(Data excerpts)
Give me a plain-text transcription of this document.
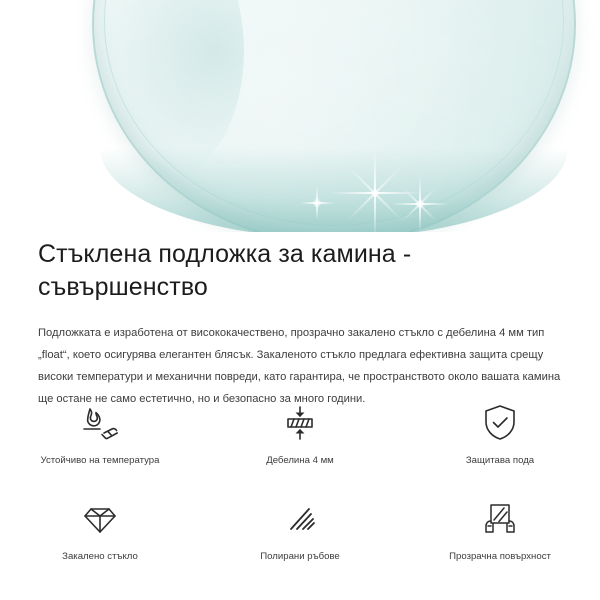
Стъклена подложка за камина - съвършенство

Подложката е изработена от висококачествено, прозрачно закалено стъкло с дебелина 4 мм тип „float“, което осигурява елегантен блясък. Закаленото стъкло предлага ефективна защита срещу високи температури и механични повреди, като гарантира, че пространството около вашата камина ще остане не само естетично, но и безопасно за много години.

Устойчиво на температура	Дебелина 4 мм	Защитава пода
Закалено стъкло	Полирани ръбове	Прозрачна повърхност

* [Description of the task]
Can you restate all the records above word for word while dropping the pictures?

* [Complete response]
Give me a plain-text transcription of this document.
Стъклена подложка за камина - съвършенство

Подложката е изработена от висококачествено, прозрачно закалено стъкло с дебелина 4 мм тип „float“, което осигурява елегантен блясък. Закаленото стъкло предлага ефективна защита срещу високи температури и механични повреди, като гарантира, че пространството около вашата камина ще остане не само естетично, но и безопасно за много години.

Устойчиво на температура	Дебелина 4 мм	Защитава пода
Закалено стъкло	Полирани ръбове	Прозрачна повърхност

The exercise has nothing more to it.